## [Given task 1]
From the hunting club thread, return the part that opens with the words containing "I would also" and closes with "as a guest.". Copy it word for word.
## [Given task 2]
List every username that appears in a post header of the hunting club thread, each one once.
## [Given task 3]
Extend the hunting club thread past its last line by writing the next part.

## [Quoted text]

# Looking in Middle Georgia



## SkeeterZX225 (Mar 23, 2009)

I am looking for  a new club in middle georgia. I live in Perry and would like to find something within 30 minutes of here. 
I consider myself a trophy hunter, but do not necessarily want a trophy only club. 
I would also like a family oriented club that would consider this.. my wife and kids do not hunt, so I am looking for a place that my dad can hunt on _my_ membership. Not as a guest. 
He is retired, and he really does not need to hunt alone anymore. He would be hunting with me 95% of the time(with me I mean when I am hunting) , but he might want to go by himself once in awhile.  He had his own membership last season and only hunted about 5 times . I am trying to save him some $$ so my mom will get off his case about "spending money to not hunt". 
I prefer Houston or any of the surrounding counties with dues in the $1000 or less range.


----------



## catchitwild (Mar 25, 2009)

5000 acres in Warrenton Ga looking 6 members. Very secure camp owner lives on site, Power and Water hook up. Has Bath House, Club House with Full Kitchen and Pool Room. Washer and Dryer on site, Ice Machine, Deer Cooler and Cleaning area, Outside pavillion with BBQ Pit. Roads well maintained Club stands for member use, food plots, as well as making your own, you are welcome to bring your own tractors. Pastures, Fields and wooded areas with creeks, lakes, and ponds on land. Membership is $1700.00, $300.00 for Campsite under 20 Feet, over 20 Feet $450.00. Camp site can be used year round, abundant deer and Turkey. 4 wheelers allowed


----------



## SkeeterZX225 (Mar 31, 2009)

bump


----------



## tyler1 (Apr 3, 2009)

My club may be a bit far but it never hurts to ask.  I have a club just out of Milledgeville.  If this distance works send me a pm and I will send you more information.


----------



## Leasehunter (Apr 3, 2009)

## [Supplied information]
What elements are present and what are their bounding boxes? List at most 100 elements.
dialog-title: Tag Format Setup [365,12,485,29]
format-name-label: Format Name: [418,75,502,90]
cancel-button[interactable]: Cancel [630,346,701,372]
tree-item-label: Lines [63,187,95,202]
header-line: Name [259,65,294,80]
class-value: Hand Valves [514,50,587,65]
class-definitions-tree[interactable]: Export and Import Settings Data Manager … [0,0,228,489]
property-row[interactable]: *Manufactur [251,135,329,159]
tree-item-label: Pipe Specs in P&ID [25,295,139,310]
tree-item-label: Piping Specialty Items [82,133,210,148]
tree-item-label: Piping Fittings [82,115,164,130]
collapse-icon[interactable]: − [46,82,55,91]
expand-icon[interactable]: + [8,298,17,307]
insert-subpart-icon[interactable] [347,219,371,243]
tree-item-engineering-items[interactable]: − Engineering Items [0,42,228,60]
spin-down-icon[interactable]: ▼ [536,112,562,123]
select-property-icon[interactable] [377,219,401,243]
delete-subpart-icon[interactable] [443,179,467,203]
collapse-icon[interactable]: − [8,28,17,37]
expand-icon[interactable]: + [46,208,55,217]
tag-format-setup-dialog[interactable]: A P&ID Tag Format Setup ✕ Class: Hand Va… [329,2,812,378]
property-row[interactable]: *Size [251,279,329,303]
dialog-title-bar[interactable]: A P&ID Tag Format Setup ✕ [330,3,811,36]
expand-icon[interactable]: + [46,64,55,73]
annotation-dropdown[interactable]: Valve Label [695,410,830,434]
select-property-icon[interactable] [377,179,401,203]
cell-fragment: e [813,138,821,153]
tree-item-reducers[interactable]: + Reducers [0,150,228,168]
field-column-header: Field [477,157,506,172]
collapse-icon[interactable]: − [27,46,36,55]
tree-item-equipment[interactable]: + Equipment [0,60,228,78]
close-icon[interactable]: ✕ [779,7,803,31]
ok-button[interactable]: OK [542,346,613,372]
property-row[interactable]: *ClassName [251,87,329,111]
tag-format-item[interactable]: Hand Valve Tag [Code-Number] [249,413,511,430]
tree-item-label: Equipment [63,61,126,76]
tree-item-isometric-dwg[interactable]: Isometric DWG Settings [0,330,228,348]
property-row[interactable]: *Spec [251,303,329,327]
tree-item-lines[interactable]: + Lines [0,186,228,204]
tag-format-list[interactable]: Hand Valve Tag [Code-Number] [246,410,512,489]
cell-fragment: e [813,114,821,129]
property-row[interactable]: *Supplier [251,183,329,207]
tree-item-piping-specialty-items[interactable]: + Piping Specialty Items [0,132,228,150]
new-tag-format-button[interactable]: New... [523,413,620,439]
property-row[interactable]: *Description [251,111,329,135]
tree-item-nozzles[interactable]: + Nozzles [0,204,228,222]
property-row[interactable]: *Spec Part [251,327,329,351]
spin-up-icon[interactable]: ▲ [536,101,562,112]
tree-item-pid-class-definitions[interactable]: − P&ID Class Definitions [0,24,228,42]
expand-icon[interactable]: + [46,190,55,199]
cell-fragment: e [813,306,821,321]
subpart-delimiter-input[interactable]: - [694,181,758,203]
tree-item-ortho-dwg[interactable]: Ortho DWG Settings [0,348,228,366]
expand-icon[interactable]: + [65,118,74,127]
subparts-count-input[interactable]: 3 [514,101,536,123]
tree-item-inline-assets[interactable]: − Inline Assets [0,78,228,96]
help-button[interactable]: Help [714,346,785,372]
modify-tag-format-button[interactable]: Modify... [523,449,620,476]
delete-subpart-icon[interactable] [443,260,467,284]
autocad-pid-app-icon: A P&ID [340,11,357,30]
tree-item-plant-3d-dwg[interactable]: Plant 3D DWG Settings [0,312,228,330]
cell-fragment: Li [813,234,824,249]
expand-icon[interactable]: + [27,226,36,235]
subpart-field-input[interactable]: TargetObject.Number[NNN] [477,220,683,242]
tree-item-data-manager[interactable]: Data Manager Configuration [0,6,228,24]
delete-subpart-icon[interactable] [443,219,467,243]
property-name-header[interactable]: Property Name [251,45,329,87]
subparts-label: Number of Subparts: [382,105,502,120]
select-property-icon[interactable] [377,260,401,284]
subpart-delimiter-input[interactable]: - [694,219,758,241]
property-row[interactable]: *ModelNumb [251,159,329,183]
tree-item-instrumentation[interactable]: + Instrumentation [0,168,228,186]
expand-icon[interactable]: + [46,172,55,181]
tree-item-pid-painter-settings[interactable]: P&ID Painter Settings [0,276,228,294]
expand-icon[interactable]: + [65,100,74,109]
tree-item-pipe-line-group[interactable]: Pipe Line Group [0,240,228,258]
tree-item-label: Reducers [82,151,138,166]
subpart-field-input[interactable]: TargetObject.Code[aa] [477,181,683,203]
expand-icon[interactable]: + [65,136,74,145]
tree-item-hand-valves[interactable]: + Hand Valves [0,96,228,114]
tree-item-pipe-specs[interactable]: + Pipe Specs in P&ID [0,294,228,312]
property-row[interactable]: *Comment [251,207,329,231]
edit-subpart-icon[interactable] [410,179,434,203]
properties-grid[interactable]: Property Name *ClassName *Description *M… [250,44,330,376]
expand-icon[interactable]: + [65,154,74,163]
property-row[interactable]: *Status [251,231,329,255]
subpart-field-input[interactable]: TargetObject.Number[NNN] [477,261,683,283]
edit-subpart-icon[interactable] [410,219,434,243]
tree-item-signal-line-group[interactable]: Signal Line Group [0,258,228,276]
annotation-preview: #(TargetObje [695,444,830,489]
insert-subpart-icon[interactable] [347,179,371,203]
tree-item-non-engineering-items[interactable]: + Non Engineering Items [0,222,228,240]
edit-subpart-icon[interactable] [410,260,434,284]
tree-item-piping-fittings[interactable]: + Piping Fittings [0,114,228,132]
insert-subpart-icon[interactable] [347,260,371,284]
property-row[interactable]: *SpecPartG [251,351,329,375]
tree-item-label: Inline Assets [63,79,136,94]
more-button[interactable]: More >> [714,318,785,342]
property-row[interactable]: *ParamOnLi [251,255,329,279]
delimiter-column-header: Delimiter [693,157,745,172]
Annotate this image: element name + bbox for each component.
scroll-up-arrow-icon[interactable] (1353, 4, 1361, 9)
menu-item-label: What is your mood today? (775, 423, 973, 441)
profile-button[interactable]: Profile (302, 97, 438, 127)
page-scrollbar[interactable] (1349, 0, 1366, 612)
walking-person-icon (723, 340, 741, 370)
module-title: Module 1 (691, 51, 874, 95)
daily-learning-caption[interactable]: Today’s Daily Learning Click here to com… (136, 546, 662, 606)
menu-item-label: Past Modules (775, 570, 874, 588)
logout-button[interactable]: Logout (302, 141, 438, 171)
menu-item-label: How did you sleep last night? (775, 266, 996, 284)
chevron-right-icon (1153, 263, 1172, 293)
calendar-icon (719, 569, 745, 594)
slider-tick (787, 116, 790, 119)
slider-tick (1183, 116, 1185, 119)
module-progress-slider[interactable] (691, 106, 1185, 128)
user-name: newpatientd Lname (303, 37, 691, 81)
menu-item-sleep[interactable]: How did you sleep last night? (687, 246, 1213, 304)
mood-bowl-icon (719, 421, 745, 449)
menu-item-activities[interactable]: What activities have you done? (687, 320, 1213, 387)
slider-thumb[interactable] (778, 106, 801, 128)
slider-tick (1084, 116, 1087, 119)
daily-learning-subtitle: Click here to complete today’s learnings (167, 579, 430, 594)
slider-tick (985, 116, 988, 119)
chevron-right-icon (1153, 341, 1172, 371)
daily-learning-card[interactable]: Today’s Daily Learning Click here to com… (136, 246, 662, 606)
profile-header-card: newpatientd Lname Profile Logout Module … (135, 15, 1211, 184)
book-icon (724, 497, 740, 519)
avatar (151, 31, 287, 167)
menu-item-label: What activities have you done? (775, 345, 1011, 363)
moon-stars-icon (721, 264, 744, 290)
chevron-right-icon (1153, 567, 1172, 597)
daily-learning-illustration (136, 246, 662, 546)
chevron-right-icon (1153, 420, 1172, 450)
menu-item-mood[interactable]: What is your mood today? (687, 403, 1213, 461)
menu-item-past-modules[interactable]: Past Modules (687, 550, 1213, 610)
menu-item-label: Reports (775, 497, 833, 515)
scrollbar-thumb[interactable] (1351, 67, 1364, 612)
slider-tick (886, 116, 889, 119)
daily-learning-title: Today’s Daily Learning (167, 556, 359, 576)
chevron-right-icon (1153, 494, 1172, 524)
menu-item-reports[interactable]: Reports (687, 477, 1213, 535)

## [Exercise answer 1]
I would also like a family oriented club that would consider this.. my wife and kids do not hunt, so I am looking for a place that my dad can hunt on _my_ membership. Not as a guest.

## [Exercise answer 2]
SkeeterZX225
catchitwild
tyler1
Leasehunter

## [Exercise answer 3]
*Wadley GA area in Emanuel CO*

We have a 58 acre tract in Wadley Ga $8.25/acre + .10/acre insurance Total= 
$484.30
(478) 553-0203


----------



## SkeeterZX225 (Apr 15, 2009)

bump


----------



## GTBHUNTIN (Apr 22, 2009)

Check this link http://forum.gon.com/showthread.php?t=293331


----------



## SkeeterZX225 (May 1, 2009)

STill looking


----------



## SkeeterZX225 (May 29, 2009)

Would it help if I said he has not killed a deer in the last 7 or 8 years???


----------



## SkeeterZX225 (Jun 22, 2009)

bump


----------



## Bushman13 (Jun 22, 2009)

*I have an opening*

Skeeter
I am 58 miles from from Perry and I would allow you and your father to hunt under one membership. Its 400 acres right outside of Plains Ga. The price is $800 and its a deer only lease. We have peanut fields and plenty of woods. Only having 5 members we never have to worry about stand placement. Here is the link to my latest post, which contains another link to my original post. Look forward to hearing from you. 
-Brandon 

http://forum.gon.com/showthread.php?t=360485


----------



## c1blackboy (Jun 30, 2009)

I think we might have have just the thing. It's 1100 acres in twiggs county at the intersection of cocran short rought and 96. Your kids and wife are alowed no drinking. $500 a year. With that price  you could afford to pay for your dad also.  Most clubs get 1000 or better any way. This land is trouphy managed and we have hogs and turkey. The land around us is 140 class to kill a buck. if you are interested give me a call 478-319-1233


----------



## c1blackboy (Jun 30, 2009)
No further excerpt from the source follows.